** begin DATA FOR PROCESSING **

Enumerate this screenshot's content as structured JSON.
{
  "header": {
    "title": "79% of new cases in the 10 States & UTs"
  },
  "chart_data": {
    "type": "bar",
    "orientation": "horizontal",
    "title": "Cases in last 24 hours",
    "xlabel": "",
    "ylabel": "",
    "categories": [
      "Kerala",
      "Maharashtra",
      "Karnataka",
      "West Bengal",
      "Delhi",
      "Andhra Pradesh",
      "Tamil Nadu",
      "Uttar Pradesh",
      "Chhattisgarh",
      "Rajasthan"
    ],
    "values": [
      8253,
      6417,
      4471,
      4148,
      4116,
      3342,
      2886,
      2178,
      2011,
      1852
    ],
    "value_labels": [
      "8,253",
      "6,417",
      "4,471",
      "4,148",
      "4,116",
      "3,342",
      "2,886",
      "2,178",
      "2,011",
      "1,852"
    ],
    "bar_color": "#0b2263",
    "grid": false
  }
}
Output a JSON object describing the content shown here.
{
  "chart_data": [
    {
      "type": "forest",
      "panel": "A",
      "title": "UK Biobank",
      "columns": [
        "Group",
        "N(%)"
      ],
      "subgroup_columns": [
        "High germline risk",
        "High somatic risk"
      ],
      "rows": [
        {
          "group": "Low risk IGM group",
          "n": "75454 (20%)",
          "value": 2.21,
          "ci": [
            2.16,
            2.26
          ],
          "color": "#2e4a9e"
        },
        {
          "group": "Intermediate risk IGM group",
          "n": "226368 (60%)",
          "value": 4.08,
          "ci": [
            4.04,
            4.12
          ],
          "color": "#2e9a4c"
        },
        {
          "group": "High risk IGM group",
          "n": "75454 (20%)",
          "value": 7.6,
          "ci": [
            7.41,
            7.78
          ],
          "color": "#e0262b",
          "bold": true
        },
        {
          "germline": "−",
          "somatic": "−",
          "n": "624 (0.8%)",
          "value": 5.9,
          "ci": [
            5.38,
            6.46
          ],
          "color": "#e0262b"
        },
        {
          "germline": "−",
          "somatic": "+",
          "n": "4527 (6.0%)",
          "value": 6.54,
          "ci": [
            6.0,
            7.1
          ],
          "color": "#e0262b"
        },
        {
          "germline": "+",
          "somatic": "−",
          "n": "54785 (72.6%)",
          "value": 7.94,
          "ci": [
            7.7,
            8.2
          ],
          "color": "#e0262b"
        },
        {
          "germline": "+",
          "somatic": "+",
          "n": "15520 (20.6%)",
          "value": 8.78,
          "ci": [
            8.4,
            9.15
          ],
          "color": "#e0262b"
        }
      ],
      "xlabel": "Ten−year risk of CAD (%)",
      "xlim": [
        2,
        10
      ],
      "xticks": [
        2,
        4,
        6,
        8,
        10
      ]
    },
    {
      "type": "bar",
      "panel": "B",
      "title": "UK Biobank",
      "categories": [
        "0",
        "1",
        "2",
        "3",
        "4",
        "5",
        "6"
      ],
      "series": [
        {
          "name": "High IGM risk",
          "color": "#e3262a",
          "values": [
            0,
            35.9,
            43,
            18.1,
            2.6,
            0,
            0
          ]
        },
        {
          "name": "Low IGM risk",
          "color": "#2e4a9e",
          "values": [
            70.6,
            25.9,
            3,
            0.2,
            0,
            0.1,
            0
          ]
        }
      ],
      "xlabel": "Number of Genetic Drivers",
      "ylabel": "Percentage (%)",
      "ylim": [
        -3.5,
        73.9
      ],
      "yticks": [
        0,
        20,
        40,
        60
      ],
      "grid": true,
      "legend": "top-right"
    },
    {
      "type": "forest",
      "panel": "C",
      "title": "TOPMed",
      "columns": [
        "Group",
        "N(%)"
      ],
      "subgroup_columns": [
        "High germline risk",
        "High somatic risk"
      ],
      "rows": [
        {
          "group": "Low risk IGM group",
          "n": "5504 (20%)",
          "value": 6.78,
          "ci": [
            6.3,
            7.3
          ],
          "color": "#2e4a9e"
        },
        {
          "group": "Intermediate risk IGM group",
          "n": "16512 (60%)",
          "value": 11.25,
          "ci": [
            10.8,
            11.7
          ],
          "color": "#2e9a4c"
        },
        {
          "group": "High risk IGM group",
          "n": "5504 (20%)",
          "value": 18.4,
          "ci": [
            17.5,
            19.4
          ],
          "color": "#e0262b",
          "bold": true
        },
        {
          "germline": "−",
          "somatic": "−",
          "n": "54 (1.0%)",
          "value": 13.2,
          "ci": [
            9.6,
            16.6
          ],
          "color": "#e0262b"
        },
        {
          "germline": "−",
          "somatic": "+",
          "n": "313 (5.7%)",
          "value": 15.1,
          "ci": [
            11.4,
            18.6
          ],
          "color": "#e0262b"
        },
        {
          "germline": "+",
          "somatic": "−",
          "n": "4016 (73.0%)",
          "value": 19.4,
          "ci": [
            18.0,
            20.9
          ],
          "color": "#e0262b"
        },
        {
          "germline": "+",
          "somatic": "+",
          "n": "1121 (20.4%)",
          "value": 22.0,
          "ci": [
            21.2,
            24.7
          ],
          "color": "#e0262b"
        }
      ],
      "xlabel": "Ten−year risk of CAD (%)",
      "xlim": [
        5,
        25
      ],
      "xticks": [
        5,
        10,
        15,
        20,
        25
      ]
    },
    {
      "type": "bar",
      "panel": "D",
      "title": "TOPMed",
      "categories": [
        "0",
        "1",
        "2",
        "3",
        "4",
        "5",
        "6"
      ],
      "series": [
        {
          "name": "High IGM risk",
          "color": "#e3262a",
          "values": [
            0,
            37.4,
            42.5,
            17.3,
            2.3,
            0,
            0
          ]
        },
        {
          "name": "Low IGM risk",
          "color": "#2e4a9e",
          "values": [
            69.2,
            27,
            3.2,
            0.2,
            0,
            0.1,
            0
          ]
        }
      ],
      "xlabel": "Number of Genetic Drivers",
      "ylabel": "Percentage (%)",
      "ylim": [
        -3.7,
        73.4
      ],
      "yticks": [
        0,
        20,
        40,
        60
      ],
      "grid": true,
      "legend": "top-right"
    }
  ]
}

** end DATA FOR PROCESSING **

:: INSTRUCTIONS FOR THE TASK ::
All of the entries above must be quoted exactly.

:: FINISHED ANSWER ::
Enumerate this screenshot's content as structured JSON.
{
  "header": {
    "title": "79% of new cases in the 10 States & UTs"
  },
  "chart_data": {
    "type": "bar",
    "orientation": "horizontal",
    "title": "Cases in last 24 hours",
    "xlabel": "",
    "ylabel": "",
    "categories": [
      "Kerala",
      "Maharashtra",
      "Karnataka",
      "West Bengal",
      "Delhi",
      "Andhra Pradesh",
      "Tamil Nadu",
      "Uttar Pradesh",
      "Chhattisgarh",
      "Rajasthan"
    ],
    "values": [
      8253,
      6417,
      4471,
      4148,
      4116,
      3342,
      2886,
      2178,
      2011,
      1852
    ],
    "value_labels": [
      "8,253",
      "6,417",
      "4,471",
      "4,148",
      "4,116",
      "3,342",
      "2,886",
      "2,178",
      "2,011",
      "1,852"
    ],
    "bar_color": "#0b2263",
    "grid": false
  }
}
Output a JSON object describing the content shown here.
{
  "chart_data": [
    {
      "type": "forest",
      "panel": "A",
      "title": "UK Biobank",
      "columns": [
        "Group",
        "N(%)"
      ],
      "subgroup_columns": [
        "High germline risk",
        "High somatic risk"
      ],
      "rows": [
        {
          "group": "Low risk IGM group",
          "n": "75454 (20%)",
          "value": 2.21,
          "ci": [
            2.16,
            2.26
          ],
          "color": "#2e4a9e"
        },
        {
          "group": "Intermediate risk IGM group",
          "n": "226368 (60%)",
          "value": 4.08,
          "ci": [
            4.04,
            4.12
          ],
          "color": "#2e9a4c"
        },
        {
          "group": "High risk IGM group",
          "n": "75454 (20%)",
          "value": 7.6,
          "ci": [
            7.41,
            7.78
          ],
          "color": "#e0262b",
          "bold": true
        },
        {
          "germline": "−",
          "somatic": "−",
          "n": "624 (0.8%)",
          "value": 5.9,
          "ci": [
            5.38,
            6.46
          ],
          "color": "#e0262b"
        },
        {
          "germline": "−",
          "somatic": "+",
          "n": "4527 (6.0%)",
          "value": 6.54,
          "ci": [
            6.0,
            7.1
          ],
          "color": "#e0262b"
        },
        {
          "germline": "+",
          "somatic": "−",
          "n": "54785 (72.6%)",
          "value": 7.94,
          "ci": [
            7.7,
            8.2
          ],
          "color": "#e0262b"
        },
        {
          "germline": "+",
          "somatic": "+",
          "n": "15520 (20.6%)",
          "value": 8.78,
          "ci": [
            8.4,
            9.15
          ],
          "color": "#e0262b"
        }
      ],
      "xlabel": "Ten−year risk of CAD (%)",
      "xlim": [
        2,
        10
      ],
      "xticks": [
        2,
        4,
        6,
        8,
        10
      ]
    },
    {
      "type": "bar",
      "panel": "B",
      "title": "UK Biobank",
      "categories": [
        "0",
        "1",
        "2",
        "3",
        "4",
        "5",
        "6"
      ],
      "series": [
        {
          "name": "High IGM risk",
          "color": "#e3262a",
          "values": [
            0,
            35.9,
            43,
            18.1,
            2.6,
            0,
            0
          ]
        },
        {
          "name": "Low IGM risk",
          "color": "#2e4a9e",
          "values": [
            70.6,
            25.9,
            3,
            0.2,
            0,
            0.1,
            0
          ]
        }
      ],
      "xlabel": "Number of Genetic Drivers",
      "ylabel": "Percentage (%)",
      "ylim": [
        -3.5,
        73.9
      ],
      "yticks": [
        0,
        20,
        40,
        60
      ],
      "grid": true,
      "legend": "top-right"
    },
    {
      "type": "forest",
      "panel": "C",
      "title": "TOPMed",
      "columns": [
        "Group",
        "N(%)"
      ],
      "subgroup_columns": [
        "High germline risk",
        "High somatic risk"
      ],
      "rows": [
        {
          "group": "Low risk IGM group",
          "n": "5504 (20%)",
          "value": 6.78,
          "ci": [
            6.3,
            7.3
          ],
          "color": "#2e4a9e"
        },
        {
          "group": "Intermediate risk IGM group",
          "n": "16512 (60%)",
          "value": 11.25,
          "ci": [
            10.8,
            11.7
          ],
          "color": "#2e9a4c"
        },
        {
          "group": "High risk IGM group",
          "n": "5504 (20%)",
          "value": 18.4,
          "ci": [
            17.5,
            19.4
          ],
          "color": "#e0262b",
          "bold": true
        },
        {
          "germline": "−",
          "somatic": "−",
          "n": "54 (1.0%)",
          "value": 13.2,
          "ci": [
            9.6,
            16.6
          ],
          "color": "#e0262b"
        },
        {
          "germline": "−",
          "somatic": "+",
          "n": "313 (5.7%)",
          "value": 15.1,
          "ci": [
            11.4,
            18.6
          ],
          "color": "#e0262b"
        },
        {
          "germline": "+",
          "somatic": "−",
          "n": "4016 (73.0%)",
          "value": 19.4,
          "ci": [
            18.0,
            20.9
          ],
          "color": "#e0262b"
        },
        {
          "germline": "+",
          "somatic": "+",
          "n": "1121 (20.4%)",
          "value": 22.0,
          "ci": [
            21.2,
            24.7
          ],
          "color": "#e0262b"
        }
      ],
      "xlabel": "Ten−year risk of CAD (%)",
      "xlim": [
        5,
        25
      ],
      "xticks": [
        5,
        10,
        15,
        20,
        25
      ]
    },
    {
      "type": "bar",
      "panel": "D",
      "title": "TOPMed",
      "categories": [
        "0",
        "1",
        "2",
        "3",
        "4",
        "5",
        "6"
      ],
      "series": [
        {
          "name": "High IGM risk",
          "color": "#e3262a",
          "values": [
            0,
            37.4,
            42.5,
            17.3,
            2.3,
            0,
            0
          ]
        },
        {
          "name": "Low IGM risk",
          "color": "#2e4a9e",
          "values": [
            69.2,
            27,
            3.2,
            0.2,
            0,
            0.1,
            0
          ]
        }
      ],
      "xlabel": "Number of Genetic Drivers",
      "ylabel": "Percentage (%)",
      "ylim": [
        -3.7,
        73.4
      ],
      "yticks": [
        0,
        20,
        40,
        60
      ],
      "grid": true,
      "legend": "top-right"
    }
  ]
}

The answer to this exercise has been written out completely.